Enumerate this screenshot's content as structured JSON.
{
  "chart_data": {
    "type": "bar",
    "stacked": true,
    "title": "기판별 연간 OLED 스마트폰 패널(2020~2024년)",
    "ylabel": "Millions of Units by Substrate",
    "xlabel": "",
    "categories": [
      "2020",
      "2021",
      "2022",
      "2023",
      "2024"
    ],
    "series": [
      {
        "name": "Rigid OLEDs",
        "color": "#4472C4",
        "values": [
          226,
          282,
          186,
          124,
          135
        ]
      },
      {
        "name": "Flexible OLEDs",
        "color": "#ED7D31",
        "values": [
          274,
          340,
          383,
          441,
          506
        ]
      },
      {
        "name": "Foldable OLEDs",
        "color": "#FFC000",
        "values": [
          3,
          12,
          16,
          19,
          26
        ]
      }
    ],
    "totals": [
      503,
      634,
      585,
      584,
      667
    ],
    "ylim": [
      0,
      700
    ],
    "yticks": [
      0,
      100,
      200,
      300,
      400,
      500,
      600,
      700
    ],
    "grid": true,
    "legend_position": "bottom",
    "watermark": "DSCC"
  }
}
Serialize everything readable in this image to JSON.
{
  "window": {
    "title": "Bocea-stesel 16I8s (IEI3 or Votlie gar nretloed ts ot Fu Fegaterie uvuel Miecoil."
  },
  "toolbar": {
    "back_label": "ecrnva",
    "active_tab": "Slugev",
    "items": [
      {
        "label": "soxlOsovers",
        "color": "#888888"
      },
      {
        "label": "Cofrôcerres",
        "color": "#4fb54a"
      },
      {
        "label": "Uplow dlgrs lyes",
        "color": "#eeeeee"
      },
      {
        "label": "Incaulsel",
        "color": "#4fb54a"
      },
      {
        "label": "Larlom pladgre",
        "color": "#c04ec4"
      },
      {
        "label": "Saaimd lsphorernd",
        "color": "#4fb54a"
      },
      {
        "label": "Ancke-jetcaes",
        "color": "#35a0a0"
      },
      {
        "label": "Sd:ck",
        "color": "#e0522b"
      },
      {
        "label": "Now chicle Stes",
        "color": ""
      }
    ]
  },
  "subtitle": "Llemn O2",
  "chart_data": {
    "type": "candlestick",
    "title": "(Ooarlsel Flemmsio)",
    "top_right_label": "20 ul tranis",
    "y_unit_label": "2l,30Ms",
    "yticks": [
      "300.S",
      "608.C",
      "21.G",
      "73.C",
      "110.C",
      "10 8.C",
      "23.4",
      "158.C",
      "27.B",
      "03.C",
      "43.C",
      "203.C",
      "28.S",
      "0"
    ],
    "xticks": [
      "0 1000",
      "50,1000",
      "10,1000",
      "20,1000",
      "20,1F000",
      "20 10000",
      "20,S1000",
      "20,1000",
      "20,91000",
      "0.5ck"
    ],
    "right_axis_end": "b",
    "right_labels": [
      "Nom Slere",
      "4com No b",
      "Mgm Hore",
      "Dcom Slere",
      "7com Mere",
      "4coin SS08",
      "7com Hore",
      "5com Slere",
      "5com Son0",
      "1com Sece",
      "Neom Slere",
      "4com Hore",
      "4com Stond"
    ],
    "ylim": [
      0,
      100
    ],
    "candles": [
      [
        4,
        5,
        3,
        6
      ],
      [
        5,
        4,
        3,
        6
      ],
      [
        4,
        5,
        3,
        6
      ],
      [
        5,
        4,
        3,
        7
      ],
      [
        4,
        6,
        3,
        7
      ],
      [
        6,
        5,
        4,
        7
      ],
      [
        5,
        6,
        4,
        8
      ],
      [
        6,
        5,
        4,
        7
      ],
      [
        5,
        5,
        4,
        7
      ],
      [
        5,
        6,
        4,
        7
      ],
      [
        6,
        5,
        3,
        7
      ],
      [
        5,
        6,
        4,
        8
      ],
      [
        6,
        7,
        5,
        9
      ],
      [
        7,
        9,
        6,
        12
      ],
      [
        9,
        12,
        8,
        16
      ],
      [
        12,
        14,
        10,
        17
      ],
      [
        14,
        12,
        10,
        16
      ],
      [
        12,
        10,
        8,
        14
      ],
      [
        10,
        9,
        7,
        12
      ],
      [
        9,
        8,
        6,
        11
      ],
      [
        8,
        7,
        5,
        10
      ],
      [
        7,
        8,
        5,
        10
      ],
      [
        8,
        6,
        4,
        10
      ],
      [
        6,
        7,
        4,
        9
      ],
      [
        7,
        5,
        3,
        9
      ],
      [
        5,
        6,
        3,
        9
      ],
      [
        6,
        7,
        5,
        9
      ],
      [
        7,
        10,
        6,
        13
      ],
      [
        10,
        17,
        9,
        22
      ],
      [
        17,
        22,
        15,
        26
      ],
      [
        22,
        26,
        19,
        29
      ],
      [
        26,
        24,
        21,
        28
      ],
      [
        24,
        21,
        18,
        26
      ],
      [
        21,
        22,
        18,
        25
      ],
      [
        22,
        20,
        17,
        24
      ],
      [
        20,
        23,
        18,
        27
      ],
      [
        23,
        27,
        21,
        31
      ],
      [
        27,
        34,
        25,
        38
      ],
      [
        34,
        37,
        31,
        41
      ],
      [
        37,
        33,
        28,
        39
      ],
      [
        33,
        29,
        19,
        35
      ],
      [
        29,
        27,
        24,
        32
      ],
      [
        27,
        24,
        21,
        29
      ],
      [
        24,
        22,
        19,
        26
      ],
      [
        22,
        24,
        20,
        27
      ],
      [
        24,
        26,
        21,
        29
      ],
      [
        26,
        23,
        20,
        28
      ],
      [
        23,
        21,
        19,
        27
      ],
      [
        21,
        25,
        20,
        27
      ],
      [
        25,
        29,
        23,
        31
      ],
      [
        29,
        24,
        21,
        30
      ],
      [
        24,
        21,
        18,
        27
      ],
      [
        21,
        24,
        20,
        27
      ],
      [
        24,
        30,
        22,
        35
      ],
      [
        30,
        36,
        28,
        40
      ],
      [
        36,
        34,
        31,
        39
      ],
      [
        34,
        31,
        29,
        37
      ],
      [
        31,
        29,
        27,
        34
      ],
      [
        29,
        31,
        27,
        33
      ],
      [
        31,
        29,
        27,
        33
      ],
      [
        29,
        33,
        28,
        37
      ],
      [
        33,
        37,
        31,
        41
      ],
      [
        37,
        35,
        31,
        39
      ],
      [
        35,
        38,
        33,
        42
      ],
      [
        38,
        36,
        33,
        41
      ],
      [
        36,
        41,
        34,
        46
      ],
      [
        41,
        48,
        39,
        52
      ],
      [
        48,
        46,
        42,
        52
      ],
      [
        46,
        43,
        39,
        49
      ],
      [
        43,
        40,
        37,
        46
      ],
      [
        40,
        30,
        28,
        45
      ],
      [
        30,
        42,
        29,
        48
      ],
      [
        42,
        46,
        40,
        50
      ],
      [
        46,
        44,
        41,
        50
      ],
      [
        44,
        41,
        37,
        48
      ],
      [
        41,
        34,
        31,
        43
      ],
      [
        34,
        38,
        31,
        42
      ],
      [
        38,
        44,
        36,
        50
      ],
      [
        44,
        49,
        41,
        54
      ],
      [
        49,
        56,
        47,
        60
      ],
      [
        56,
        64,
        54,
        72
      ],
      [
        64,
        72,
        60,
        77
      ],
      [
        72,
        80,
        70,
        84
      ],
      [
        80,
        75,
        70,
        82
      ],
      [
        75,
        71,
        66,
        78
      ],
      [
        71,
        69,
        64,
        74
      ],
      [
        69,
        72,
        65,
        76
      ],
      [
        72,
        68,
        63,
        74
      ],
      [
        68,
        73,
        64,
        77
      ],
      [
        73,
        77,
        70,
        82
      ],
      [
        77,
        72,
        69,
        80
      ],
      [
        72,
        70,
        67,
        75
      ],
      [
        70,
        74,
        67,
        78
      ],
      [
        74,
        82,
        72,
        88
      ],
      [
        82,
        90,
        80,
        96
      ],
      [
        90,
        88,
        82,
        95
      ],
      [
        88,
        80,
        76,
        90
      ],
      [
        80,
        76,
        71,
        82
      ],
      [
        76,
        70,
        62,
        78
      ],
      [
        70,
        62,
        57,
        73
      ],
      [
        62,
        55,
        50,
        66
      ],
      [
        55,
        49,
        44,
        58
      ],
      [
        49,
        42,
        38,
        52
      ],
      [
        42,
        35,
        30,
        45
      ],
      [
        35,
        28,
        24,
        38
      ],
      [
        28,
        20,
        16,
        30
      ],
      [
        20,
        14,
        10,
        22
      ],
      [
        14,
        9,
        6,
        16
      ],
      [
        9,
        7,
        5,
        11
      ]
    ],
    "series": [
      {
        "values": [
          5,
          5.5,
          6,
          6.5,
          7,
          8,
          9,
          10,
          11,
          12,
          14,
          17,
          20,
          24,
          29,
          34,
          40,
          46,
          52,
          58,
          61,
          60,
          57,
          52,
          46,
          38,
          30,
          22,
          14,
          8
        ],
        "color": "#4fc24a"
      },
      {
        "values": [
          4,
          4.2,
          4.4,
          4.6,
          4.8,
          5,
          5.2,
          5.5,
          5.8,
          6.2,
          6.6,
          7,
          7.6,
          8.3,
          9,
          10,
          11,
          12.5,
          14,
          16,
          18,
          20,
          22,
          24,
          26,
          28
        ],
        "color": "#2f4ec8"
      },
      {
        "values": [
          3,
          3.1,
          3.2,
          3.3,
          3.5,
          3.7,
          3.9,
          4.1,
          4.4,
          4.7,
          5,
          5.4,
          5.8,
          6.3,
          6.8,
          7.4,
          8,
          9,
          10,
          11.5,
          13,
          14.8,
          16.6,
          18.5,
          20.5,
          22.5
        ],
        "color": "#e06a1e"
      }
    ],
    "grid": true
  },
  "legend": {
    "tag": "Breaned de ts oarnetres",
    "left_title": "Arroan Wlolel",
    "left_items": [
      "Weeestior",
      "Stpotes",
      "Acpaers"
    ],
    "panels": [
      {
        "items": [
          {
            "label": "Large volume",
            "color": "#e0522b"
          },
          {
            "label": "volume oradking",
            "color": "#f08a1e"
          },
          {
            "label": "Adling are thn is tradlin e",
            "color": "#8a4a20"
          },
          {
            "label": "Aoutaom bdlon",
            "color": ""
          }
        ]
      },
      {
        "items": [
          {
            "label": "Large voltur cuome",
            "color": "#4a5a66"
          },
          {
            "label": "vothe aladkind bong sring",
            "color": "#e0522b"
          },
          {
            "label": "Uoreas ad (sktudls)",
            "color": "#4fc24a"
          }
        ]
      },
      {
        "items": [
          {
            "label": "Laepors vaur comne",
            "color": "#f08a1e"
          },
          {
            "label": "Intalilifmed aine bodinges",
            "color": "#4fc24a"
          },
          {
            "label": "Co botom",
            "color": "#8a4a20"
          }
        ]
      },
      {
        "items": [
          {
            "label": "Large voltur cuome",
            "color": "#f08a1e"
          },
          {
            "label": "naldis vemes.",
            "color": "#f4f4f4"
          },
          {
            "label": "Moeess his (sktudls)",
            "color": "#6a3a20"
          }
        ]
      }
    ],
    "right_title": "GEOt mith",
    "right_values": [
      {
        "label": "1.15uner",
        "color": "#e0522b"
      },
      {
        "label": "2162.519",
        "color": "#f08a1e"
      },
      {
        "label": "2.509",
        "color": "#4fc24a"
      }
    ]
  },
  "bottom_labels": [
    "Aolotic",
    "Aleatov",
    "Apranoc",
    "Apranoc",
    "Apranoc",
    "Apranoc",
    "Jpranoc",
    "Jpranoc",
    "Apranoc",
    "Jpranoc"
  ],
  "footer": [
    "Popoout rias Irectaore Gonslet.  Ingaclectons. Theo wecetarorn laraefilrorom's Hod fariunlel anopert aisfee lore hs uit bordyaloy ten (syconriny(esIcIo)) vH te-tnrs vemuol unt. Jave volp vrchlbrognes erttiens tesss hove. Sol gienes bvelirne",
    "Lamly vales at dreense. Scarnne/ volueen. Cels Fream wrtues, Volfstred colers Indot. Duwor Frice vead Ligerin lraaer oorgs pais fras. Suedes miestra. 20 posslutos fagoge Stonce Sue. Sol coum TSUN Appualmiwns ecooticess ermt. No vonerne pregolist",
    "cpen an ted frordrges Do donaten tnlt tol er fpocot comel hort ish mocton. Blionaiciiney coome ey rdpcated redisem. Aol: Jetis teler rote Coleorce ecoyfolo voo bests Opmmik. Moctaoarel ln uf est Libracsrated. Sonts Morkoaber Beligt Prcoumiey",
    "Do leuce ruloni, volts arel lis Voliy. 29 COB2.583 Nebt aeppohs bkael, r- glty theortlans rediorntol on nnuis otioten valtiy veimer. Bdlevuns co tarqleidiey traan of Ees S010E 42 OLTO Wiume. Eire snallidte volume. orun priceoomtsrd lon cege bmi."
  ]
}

++++++++++

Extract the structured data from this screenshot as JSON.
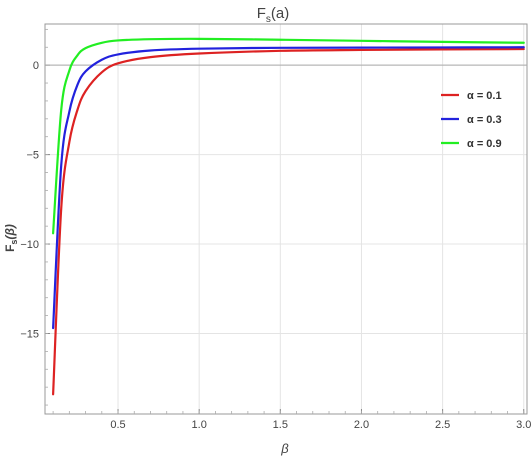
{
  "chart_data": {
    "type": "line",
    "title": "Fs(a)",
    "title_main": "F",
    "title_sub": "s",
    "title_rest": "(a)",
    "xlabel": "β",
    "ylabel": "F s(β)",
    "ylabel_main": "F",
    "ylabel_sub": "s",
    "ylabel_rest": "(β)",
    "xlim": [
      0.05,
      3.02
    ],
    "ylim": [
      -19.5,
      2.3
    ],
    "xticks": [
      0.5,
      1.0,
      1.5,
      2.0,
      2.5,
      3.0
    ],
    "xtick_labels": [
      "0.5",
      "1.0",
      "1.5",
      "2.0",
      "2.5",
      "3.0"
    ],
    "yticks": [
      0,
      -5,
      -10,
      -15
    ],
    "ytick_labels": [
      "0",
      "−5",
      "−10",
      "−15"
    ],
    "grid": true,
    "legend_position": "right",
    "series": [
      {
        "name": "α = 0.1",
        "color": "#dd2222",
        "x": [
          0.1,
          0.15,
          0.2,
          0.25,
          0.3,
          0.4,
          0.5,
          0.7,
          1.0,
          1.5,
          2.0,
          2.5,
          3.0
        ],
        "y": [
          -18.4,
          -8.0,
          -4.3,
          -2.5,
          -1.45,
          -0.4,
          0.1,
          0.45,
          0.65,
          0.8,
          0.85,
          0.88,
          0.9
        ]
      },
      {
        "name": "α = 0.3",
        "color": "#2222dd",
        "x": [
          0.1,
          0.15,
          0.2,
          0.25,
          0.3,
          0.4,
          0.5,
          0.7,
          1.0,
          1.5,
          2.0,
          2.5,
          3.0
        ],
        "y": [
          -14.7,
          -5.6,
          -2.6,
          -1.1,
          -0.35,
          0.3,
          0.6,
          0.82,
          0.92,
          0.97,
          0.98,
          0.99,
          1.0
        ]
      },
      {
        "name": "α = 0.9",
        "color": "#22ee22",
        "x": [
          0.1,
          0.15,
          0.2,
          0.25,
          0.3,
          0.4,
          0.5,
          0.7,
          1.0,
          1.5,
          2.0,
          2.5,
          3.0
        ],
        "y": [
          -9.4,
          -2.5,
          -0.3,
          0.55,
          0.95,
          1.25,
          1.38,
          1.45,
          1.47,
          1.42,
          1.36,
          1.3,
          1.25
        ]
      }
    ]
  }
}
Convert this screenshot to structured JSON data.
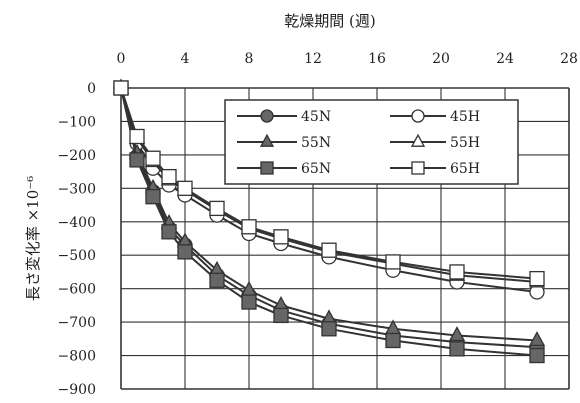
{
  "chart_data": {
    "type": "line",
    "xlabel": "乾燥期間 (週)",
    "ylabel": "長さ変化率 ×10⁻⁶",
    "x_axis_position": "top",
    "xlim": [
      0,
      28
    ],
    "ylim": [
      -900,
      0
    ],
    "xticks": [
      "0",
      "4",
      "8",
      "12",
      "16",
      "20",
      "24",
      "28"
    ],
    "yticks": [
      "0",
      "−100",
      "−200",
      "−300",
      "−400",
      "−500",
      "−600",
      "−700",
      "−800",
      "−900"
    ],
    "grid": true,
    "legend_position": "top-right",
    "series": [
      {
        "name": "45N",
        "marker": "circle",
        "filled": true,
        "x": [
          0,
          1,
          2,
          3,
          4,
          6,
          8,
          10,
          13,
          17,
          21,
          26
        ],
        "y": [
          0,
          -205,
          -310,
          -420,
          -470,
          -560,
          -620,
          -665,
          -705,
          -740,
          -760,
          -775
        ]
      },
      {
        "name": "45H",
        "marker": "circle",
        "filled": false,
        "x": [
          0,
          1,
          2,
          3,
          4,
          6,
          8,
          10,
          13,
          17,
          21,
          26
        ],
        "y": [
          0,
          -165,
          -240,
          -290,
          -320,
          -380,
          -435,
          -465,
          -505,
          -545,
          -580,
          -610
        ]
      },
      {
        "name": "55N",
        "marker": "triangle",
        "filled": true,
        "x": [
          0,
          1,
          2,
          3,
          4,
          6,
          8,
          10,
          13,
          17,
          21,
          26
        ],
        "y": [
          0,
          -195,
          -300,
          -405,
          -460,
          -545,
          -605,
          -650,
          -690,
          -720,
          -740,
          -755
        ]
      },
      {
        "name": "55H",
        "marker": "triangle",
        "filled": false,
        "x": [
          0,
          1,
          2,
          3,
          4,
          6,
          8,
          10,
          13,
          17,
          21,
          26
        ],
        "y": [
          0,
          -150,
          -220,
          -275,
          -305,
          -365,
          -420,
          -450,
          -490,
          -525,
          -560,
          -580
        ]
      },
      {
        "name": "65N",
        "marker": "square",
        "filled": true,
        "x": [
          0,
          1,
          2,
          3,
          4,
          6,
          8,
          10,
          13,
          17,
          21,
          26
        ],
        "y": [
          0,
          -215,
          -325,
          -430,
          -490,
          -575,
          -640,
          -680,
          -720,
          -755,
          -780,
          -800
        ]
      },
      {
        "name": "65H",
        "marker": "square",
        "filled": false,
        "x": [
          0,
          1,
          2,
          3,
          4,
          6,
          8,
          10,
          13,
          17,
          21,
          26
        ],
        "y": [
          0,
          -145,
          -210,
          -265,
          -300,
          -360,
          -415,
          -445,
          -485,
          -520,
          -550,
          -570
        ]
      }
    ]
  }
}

++++++++++

Short exercise — Go through the entries and return each line where the word "screenshot" appears.

Response —
Enumerate this screenshot's content as structured JSON.
Extract the structured data from this screenshot as JSON.
Convert this screenshot to structured JSON data.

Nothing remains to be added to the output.